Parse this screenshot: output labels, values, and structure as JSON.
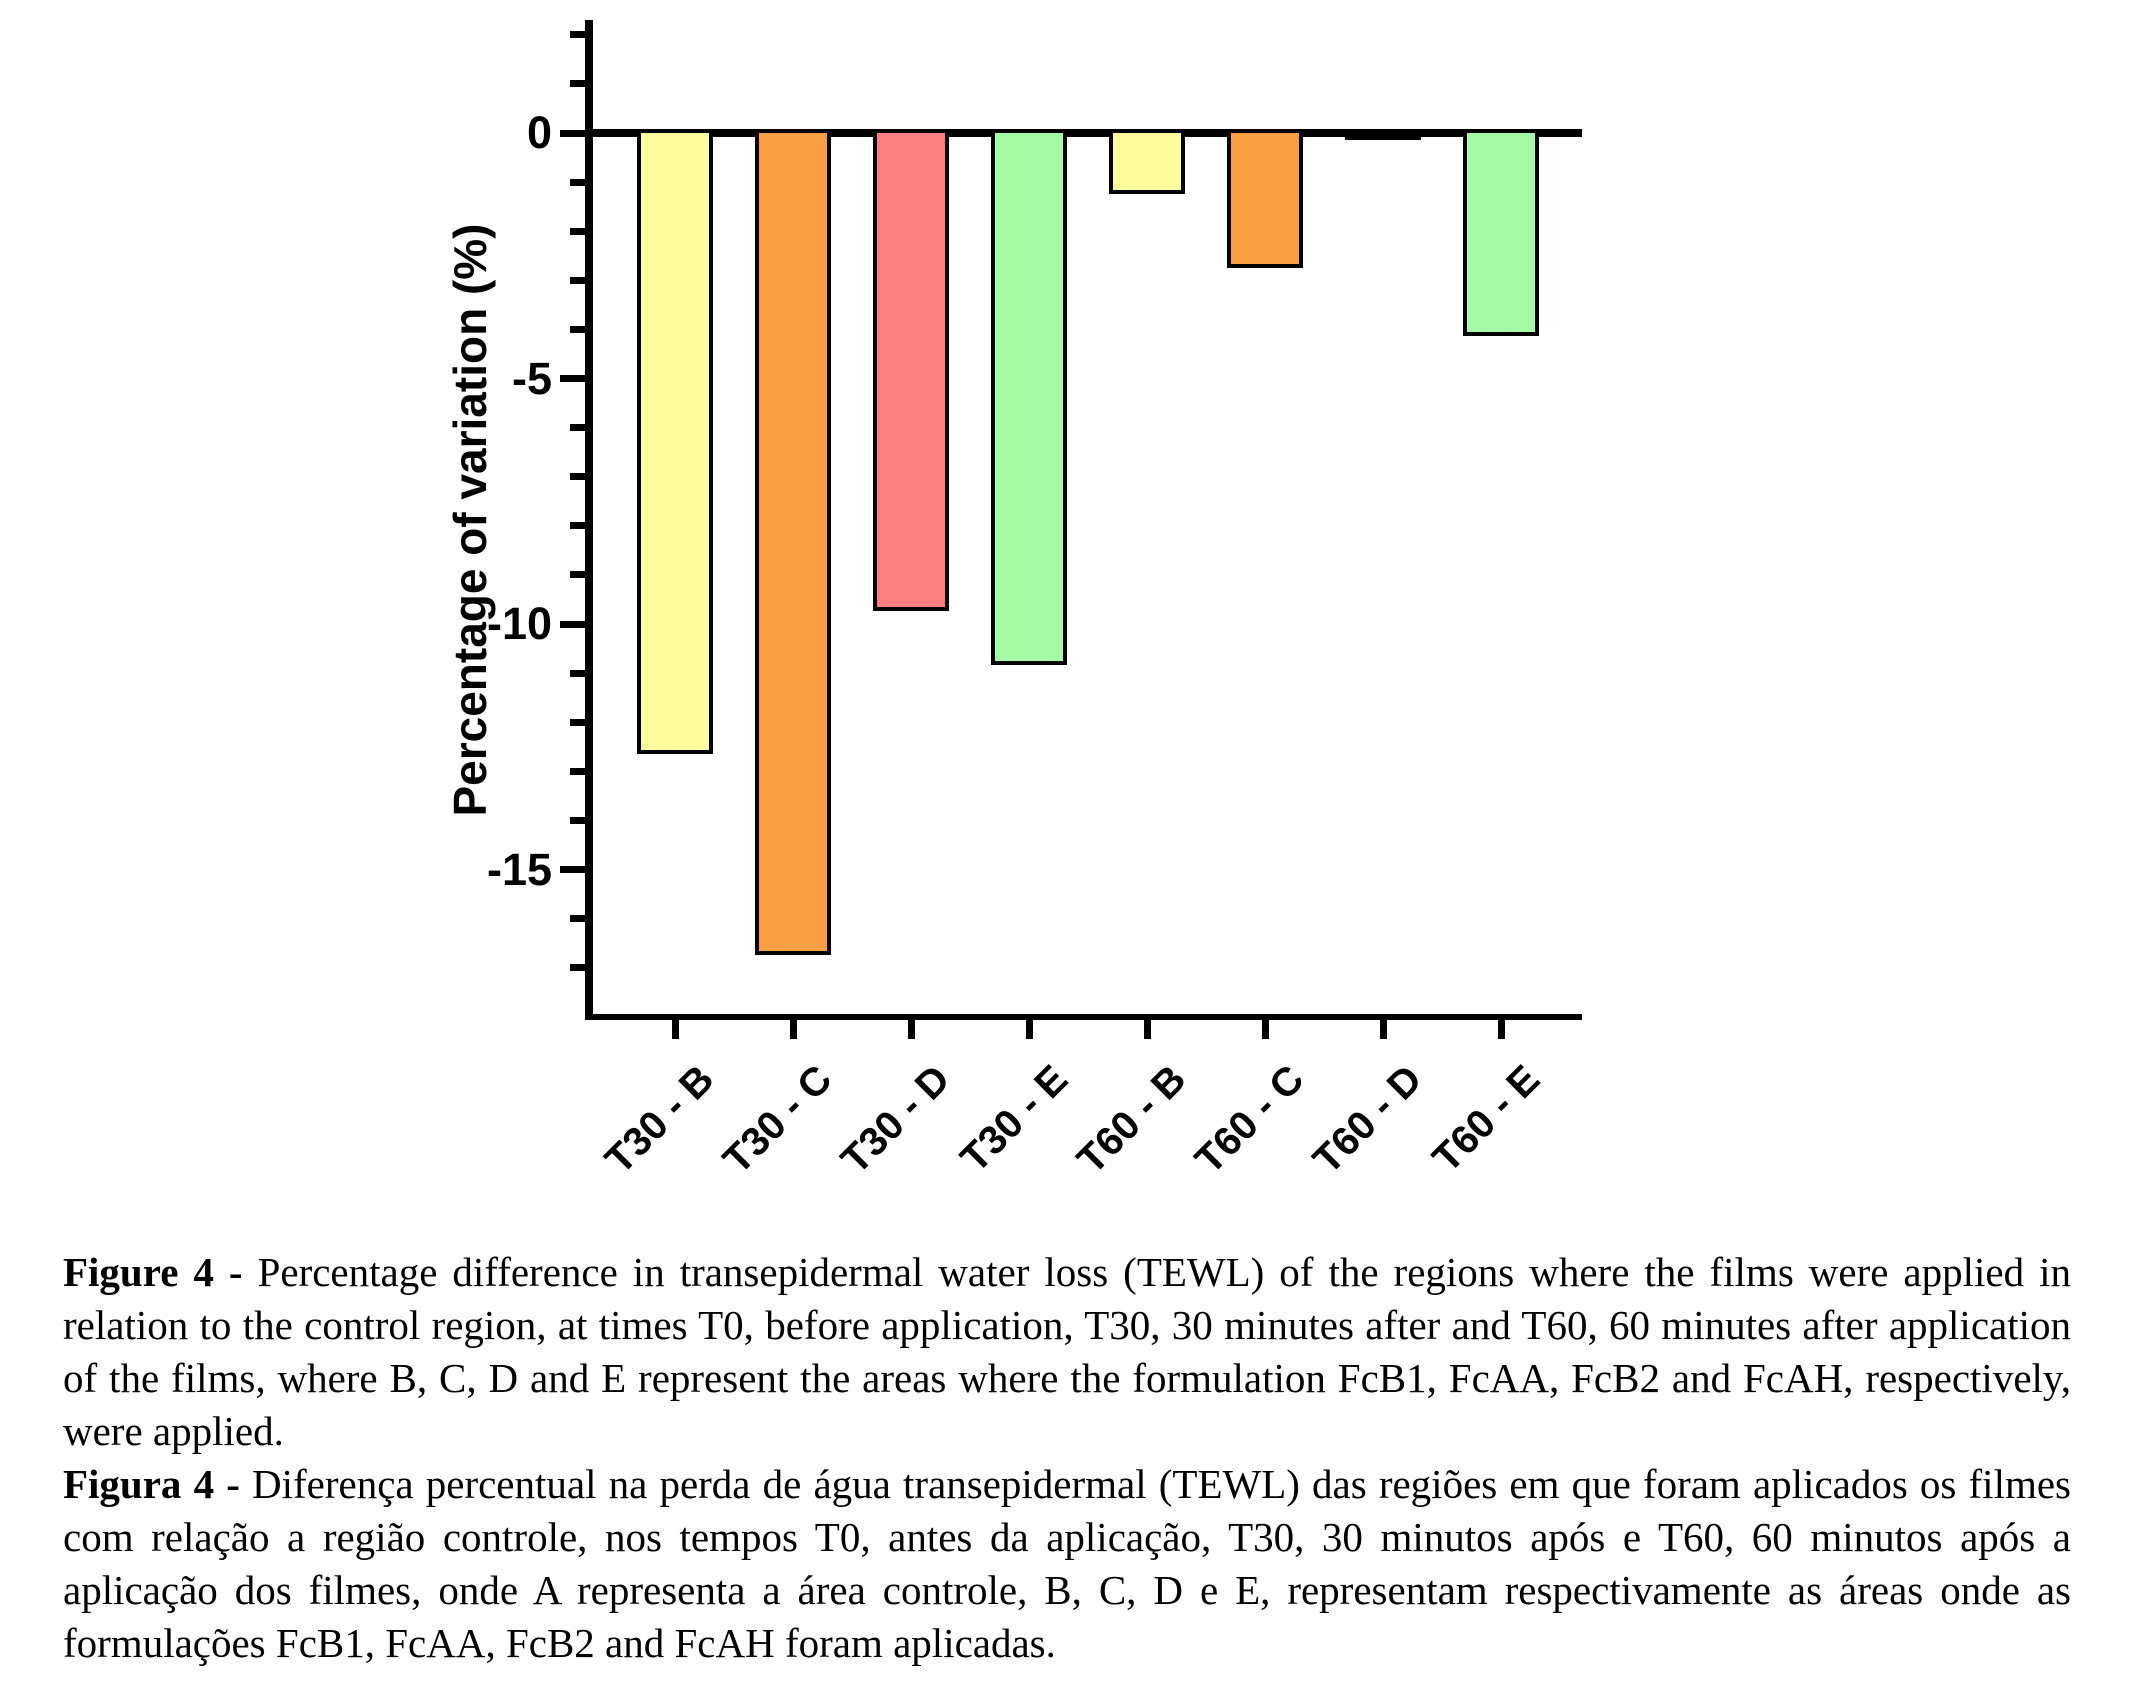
{
  "figure": {
    "caption_en": {
      "label": "Figure 4 -",
      "text": " Percentage difference in transepidermal water loss (TEWL) of the regions where the films were applied in relation to the control region, at times T0, before application, T30, 30 minutes after and T60, 60 minutes after application of the films, where B, C, D and E represent the areas where the formulation FcB1, FcAA, FcB2 and FcAH, respectively, were applied."
    },
    "caption_pt": {
      "label": "Figura 4 -",
      "text": " Diferença percentual na perda de água transepidermal (TEWL) das regiões em que foram aplicados os filmes com relação a região controle, nos tempos T0, antes da aplicação, T30, 30 minutos após e T60, 60 minutos após a aplicação dos filmes, onde A representa a área controle, B, C, D e E, representam respectivamente as áreas onde as formulações FcB1, FcAA, FcB2 and FcAH foram aplicadas."
    }
  },
  "chart_data": {
    "type": "bar",
    "title": "",
    "xlabel": "",
    "ylabel": "Percentage of variation (%)",
    "categories": [
      "T30 - B",
      "T30 - C",
      "T30 - D",
      "T30 - E",
      "T60 - B",
      "T60 - C",
      "T60 - D",
      "T60 - E"
    ],
    "values": [
      -12.6,
      -16.7,
      -9.7,
      -10.8,
      -1.2,
      -2.7,
      -0.1,
      -4.1
    ],
    "bar_colors": [
      "#FEFD9D",
      "#FA9F44",
      "#FB7F81",
      "#A5FBA5",
      "#FEFD9D",
      "#FA9F44",
      "#000000",
      "#A5FBA5"
    ],
    "bar_outline": "#000000",
    "ylim": [
      -18,
      2.3
    ],
    "yticks_major": [
      0,
      -5,
      -10,
      -15
    ],
    "ytick_labels": [
      "0",
      "-5",
      "-10",
      "-15"
    ],
    "minor_tick_step": 1,
    "grid": false,
    "legend": null,
    "baseline_value": 0
  }
}
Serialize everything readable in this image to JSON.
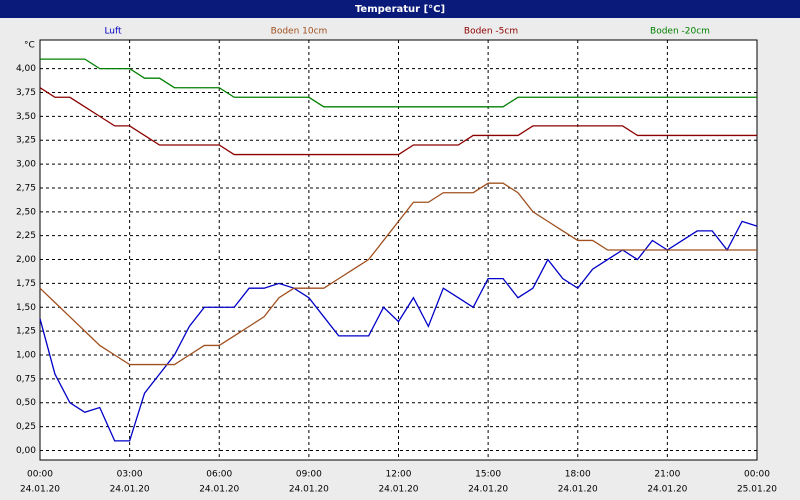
{
  "chart_data": {
    "type": "line",
    "title": "Temperatur [°C]",
    "y_unit": "°C",
    "x": [
      0,
      0.5,
      1,
      1.5,
      2,
      2.5,
      3,
      3.5,
      4,
      4.5,
      5,
      5.5,
      6,
      6.5,
      7,
      7.5,
      8,
      8.5,
      9,
      9.5,
      10,
      10.5,
      11,
      11.5,
      12,
      12.5,
      13,
      13.5,
      14,
      14.5,
      15,
      15.5,
      16,
      16.5,
      17,
      17.5,
      18,
      18.5,
      19,
      19.5,
      20,
      20.5,
      21,
      21.5,
      22,
      22.5,
      23,
      23.5,
      24
    ],
    "series": [
      {
        "name": "Luft",
        "color": "#0000c8",
        "values": [
          1.38,
          0.8,
          0.5,
          0.4,
          0.45,
          0.1,
          0.1,
          0.6,
          0.8,
          1.0,
          1.3,
          1.5,
          1.5,
          1.5,
          1.7,
          1.7,
          1.75,
          1.7,
          1.6,
          1.4,
          1.2,
          1.2,
          1.2,
          1.5,
          1.35,
          1.6,
          1.3,
          1.7,
          1.6,
          1.5,
          1.8,
          1.8,
          1.6,
          1.7,
          2.0,
          1.8,
          1.7,
          1.9,
          2.0,
          2.1,
          2.0,
          2.2,
          2.1,
          2.2,
          2.3,
          2.3,
          2.1,
          2.4,
          2.35
        ]
      },
      {
        "name": "Boden 10cm",
        "color": "#a0501e",
        "values": [
          1.7,
          1.55,
          1.4,
          1.25,
          1.1,
          1.0,
          0.9,
          0.9,
          0.9,
          0.9,
          1.0,
          1.1,
          1.1,
          1.2,
          1.3,
          1.4,
          1.6,
          1.7,
          1.7,
          1.7,
          1.8,
          1.9,
          2.0,
          2.2,
          2.4,
          2.6,
          2.6,
          2.7,
          2.7,
          2.7,
          2.8,
          2.8,
          2.7,
          2.5,
          2.4,
          2.3,
          2.2,
          2.2,
          2.1,
          2.1,
          2.1,
          2.1,
          2.1,
          2.1,
          2.1,
          2.1,
          2.1,
          2.1,
          2.1
        ]
      },
      {
        "name": "Boden -5cm",
        "color": "#8c0000",
        "values": [
          3.8,
          3.7,
          3.7,
          3.6,
          3.5,
          3.4,
          3.4,
          3.3,
          3.2,
          3.2,
          3.2,
          3.2,
          3.2,
          3.1,
          3.1,
          3.1,
          3.1,
          3.1,
          3.1,
          3.1,
          3.1,
          3.1,
          3.1,
          3.1,
          3.1,
          3.2,
          3.2,
          3.2,
          3.2,
          3.3,
          3.3,
          3.3,
          3.3,
          3.4,
          3.4,
          3.4,
          3.4,
          3.4,
          3.4,
          3.4,
          3.3,
          3.3,
          3.3,
          3.3,
          3.3,
          3.3,
          3.3,
          3.3,
          3.3
        ]
      },
      {
        "name": "Boden -20cm",
        "color": "#008000",
        "values": [
          4.1,
          4.1,
          4.1,
          4.1,
          4.0,
          4.0,
          4.0,
          3.9,
          3.9,
          3.8,
          3.8,
          3.8,
          3.8,
          3.7,
          3.7,
          3.7,
          3.7,
          3.7,
          3.7,
          3.6,
          3.6,
          3.6,
          3.6,
          3.6,
          3.6,
          3.6,
          3.6,
          3.6,
          3.6,
          3.6,
          3.6,
          3.6,
          3.7,
          3.7,
          3.7,
          3.7,
          3.7,
          3.7,
          3.7,
          3.7,
          3.7,
          3.7,
          3.7,
          3.7,
          3.7,
          3.7,
          3.7,
          3.7,
          3.7
        ]
      }
    ],
    "xlim": [
      0,
      24
    ],
    "xticks": [
      {
        "value": 0,
        "label": [
          "00:00",
          "24.01.20"
        ]
      },
      {
        "value": 3,
        "label": [
          "03:00",
          "24.01.20"
        ]
      },
      {
        "value": 6,
        "label": [
          "06:00",
          "24.01.20"
        ]
      },
      {
        "value": 9,
        "label": [
          "09:00",
          "24.01.20"
        ]
      },
      {
        "value": 12,
        "label": [
          "12:00",
          "24.01.20"
        ]
      },
      {
        "value": 15,
        "label": [
          "15:00",
          "24.01.20"
        ]
      },
      {
        "value": 18,
        "label": [
          "18:00",
          "24.01.20"
        ]
      },
      {
        "value": 21,
        "label": [
          "21:00",
          "24.01.20"
        ]
      },
      {
        "value": 24,
        "label": [
          "00:00",
          "25.01.20"
        ]
      }
    ],
    "ylim": [
      -0.1,
      4.3
    ],
    "yticks": [
      {
        "value": 0,
        "label": "0,00"
      },
      {
        "value": 0.25,
        "label": "0,25"
      },
      {
        "value": 0.5,
        "label": "0,50"
      },
      {
        "value": 0.75,
        "label": "0,75"
      },
      {
        "value": 1,
        "label": "1,00"
      },
      {
        "value": 1.25,
        "label": "1,25"
      },
      {
        "value": 1.5,
        "label": "1,50"
      },
      {
        "value": 1.75,
        "label": "1,75"
      },
      {
        "value": 2,
        "label": "2,00"
      },
      {
        "value": 2.25,
        "label": "2,25"
      },
      {
        "value": 2.5,
        "label": "2,50"
      },
      {
        "value": 2.75,
        "label": "2,75"
      },
      {
        "value": 3,
        "label": "3,00"
      },
      {
        "value": 3.25,
        "label": "3,25"
      },
      {
        "value": 3.5,
        "label": "3,50"
      },
      {
        "value": 3.75,
        "label": "3,75"
      },
      {
        "value": 4,
        "label": "4,00"
      }
    ],
    "grid": true
  }
}
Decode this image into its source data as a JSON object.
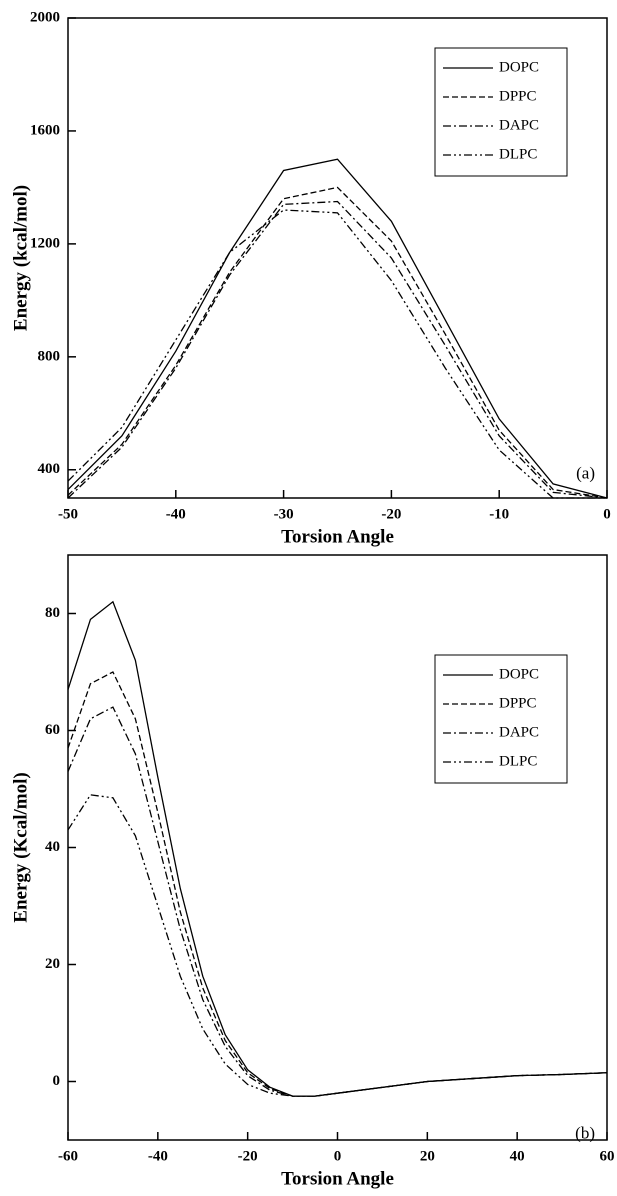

....................

## Set exercise:
Quote each record exactly as it stands, minus the pictures.

## Answer to the task:
Parse this screenshot: output labels, values, and structure as JSON.
{
  "figure": {
    "caption_en": {
      "label": "Figure 4 -",
      "text": " Percentage difference in transepidermal water loss (TEWL) of the regions where the films were applied in relation to the control region, at times T0, before application, T30, 30 minutes after and T60, 60 minutes after application of the films, where B, C, D and E represent the areas where the formulation FcB1, FcAA, FcB2 and FcAH, respectively, were applied."
    },
    "caption_pt": {
      "label": "Figura 4 -",
      "text": " Diferença percentual na perda de água transepidermal (TEWL) das regiões em que foram aplicados os filmes com relação a região controle, nos tempos T0, antes da aplicação, T30, 30 minutos após e T60, 60 minutos após a aplicação dos filmes, onde A representa a área controle, B, C, D e E, representam respectivamente as áreas onde as formulações FcB1, FcAA, FcB2 and FcAH foram aplicadas."
    }
  },
  "chart_data": {
    "type": "bar",
    "title": "",
    "xlabel": "",
    "ylabel": "Percentage of variation (%)",
    "categories": [
      "T30 - B",
      "T30 - C",
      "T30 - D",
      "T30 - E",
      "T60 - B",
      "T60 - C",
      "T60 - D",
      "T60 - E"
    ],
    "values": [
      -12.6,
      -16.7,
      -9.7,
      -10.8,
      -1.2,
      -2.7,
      -0.1,
      -4.1
    ],
    "bar_colors": [
      "#FEFD9D",
      "#FA9F44",
      "#FB7F81",
      "#A5FBA5",
      "#FEFD9D",
      "#FA9F44",
      "#000000",
      "#A5FBA5"
    ],
    "bar_outline": "#000000",
    "ylim": [
      -18,
      2.3
    ],
    "yticks_major": [
      0,
      -5,
      -10,
      -15
    ],
    "ytick_labels": [
      "0",
      "-5",
      "-10",
      "-15"
    ],
    "minor_tick_step": 1,
    "grid": false,
    "legend": null,
    "baseline_value": 0
  }
}
Serialize everything readable in this image to JSON.
{
  "chart_data": {
    "type": "line",
    "title": "Temperatur [°C]",
    "y_unit": "°C",
    "x": [
      0,
      0.5,
      1,
      1.5,
      2,
      2.5,
      3,
      3.5,
      4,
      4.5,
      5,
      5.5,
      6,
      6.5,
      7,
      7.5,
      8,
      8.5,
      9,
      9.5,
      10,
      10.5,
      11,
      11.5,
      12,
      12.5,
      13,
      13.5,
      14,
      14.5,
      15,
      15.5,
      16,
      16.5,
      17,
      17.5,
      18,
      18.5,
      19,
      19.5,
      20,
      20.5,
      21,
      21.5,
      22,
      22.5,
      23,
      23.5,
      24
    ],
    "series": [
      {
        "name": "Luft",
        "color": "#0000c8",
        "values": [
          1.38,
          0.8,
          0.5,
          0.4,
          0.45,
          0.1,
          0.1,
          0.6,
          0.8,
          1.0,
          1.3,
          1.5,
          1.5,
          1.5,
          1.7,
          1.7,
          1.75,
          1.7,
          1.6,
          1.4,
          1.2,
          1.2,
          1.2,
          1.5,
          1.35,
          1.6,
          1.3,
          1.7,
          1.6,
          1.5,
          1.8,
          1.8,
          1.6,
          1.7,
          2.0,
          1.8,
          1.7,
          1.9,
          2.0,
          2.1,
          2.0,
          2.2,
          2.1,
          2.2,
          2.3,
          2.3,
          2.1,
          2.4,
          2.35
        ]
      },
      {
        "name": "Boden 10cm",
        "color": "#a0501e",
        "values": [
          1.7,
          1.55,
          1.4,
          1.25,
          1.1,
          1.0,
          0.9,
          0.9,
          0.9,
          0.9,
          1.0,
          1.1,
          1.1,
          1.2,
          1.3,
          1.4,
          1.6,
          1.7,
          1.7,
          1.7,
          1.8,
          1.9,
          2.0,
          2.2,
          2.4,
          2.6,
          2.6,
          2.7,
          2.7,
          2.7,
          2.8,
          2.8,
          2.7,
          2.5,
          2.4,
          2.3,
          2.2,
          2.2,
          2.1,
          2.1,
          2.1,
          2.1,
          2.1,
          2.1,
          2.1,
          2.1,
          2.1,
          2.1,
          2.1
        ]
      },
      {
        "name": "Boden -5cm",
        "color": "#8c0000",
        "values": [
          3.8,
          3.7,
          3.7,
          3.6,
          3.5,
          3.4,
          3.4,
          3.3,
          3.2,
          3.2,
          3.2,
          3.2,
          3.2,
          3.1,
          3.1,
          3.1,
          3.1,
          3.1,
          3.1,
          3.1,
          3.1,
          3.1,
          3.1,
          3.1,
          3.1,
          3.2,
          3.2,
          3.2,
          3.2,
          3.3,
          3.3,
          3.3,
          3.3,
          3.4,
          3.4,
          3.4,
          3.4,
          3.4,
          3.4,
          3.4,
          3.3,
          3.3,
          3.3,
          3.3,
          3.3,
          3.3,
          3.3,
          3.3,
          3.3
        ]
      },
      {
        "name": "Boden -20cm",
        "color": "#008000",
        "values": [
          4.1,
          4.1,
          4.1,
          4.1,
          4.0,
          4.0,
          4.0,
          3.9,
          3.9,
          3.8,
          3.8,
          3.8,
          3.8,
          3.7,
          3.7,
          3.7,
          3.7,
          3.7,
          3.7,
          3.6,
          3.6,
          3.6,
          3.6,
          3.6,
          3.6,
          3.6,
          3.6,
          3.6,
          3.6,
          3.6,
          3.6,
          3.6,
          3.7,
          3.7,
          3.7,
          3.7,
          3.7,
          3.7,
          3.7,
          3.7,
          3.7,
          3.7,
          3.7,
          3.7,
          3.7,
          3.7,
          3.7,
          3.7,
          3.7
        ]
      }
    ],
    "xlim": [
      0,
      24
    ],
    "xticks": [
      {
        "value": 0,
        "label": [
          "00:00",
          "24.01.20"
        ]
      },
      {
        "value": 3,
        "label": [
          "03:00",
          "24.01.20"
        ]
      },
      {
        "value": 6,
        "label": [
          "06:00",
          "24.01.20"
        ]
      },
      {
        "value": 9,
        "label": [
          "09:00",
          "24.01.20"
        ]
      },
      {
        "value": 12,
        "label": [
          "12:00",
          "24.01.20"
        ]
      },
      {
        "value": 15,
        "label": [
          "15:00",
          "24.01.20"
        ]
      },
      {
        "value": 18,
        "label": [
          "18:00",
          "24.01.20"
        ]
      },
      {
        "value": 21,
        "label": [
          "21:00",
          "24.01.20"
        ]
      },
      {
        "value": 24,
        "label": [
          "00:00",
          "25.01.20"
        ]
      }
    ],
    "ylim": [
      -0.1,
      4.3
    ],
    "yticks": [
      {
        "value": 0,
        "label": "0,00"
      },
      {
        "value": 0.25,
        "label": "0,25"
      },
      {
        "value": 0.5,
        "label": "0,50"
      },
      {
        "value": 0.75,
        "label": "0,75"
      },
      {
        "value": 1,
        "label": "1,00"
      },
      {
        "value": 1.25,
        "label": "1,25"
      },
      {
        "value": 1.5,
        "label": "1,50"
      },
      {
        "value": 1.75,
        "label": "1,75"
      },
      {
        "value": 2,
        "label": "2,00"
      },
      {
        "value": 2.25,
        "label": "2,25"
      },
      {
        "value": 2.5,
        "label": "2,50"
      },
      {
        "value": 2.75,
        "label": "2,75"
      },
      {
        "value": 3,
        "label": "3,00"
      },
      {
        "value": 3.25,
        "label": "3,25"
      },
      {
        "value": 3.5,
        "label": "3,50"
      },
      {
        "value": 3.75,
        "label": "3,75"
      },
      {
        "value": 4,
        "label": "4,00"
      }
    ],
    "grid": true
  }
}
Decode this image into its source data as a JSON object.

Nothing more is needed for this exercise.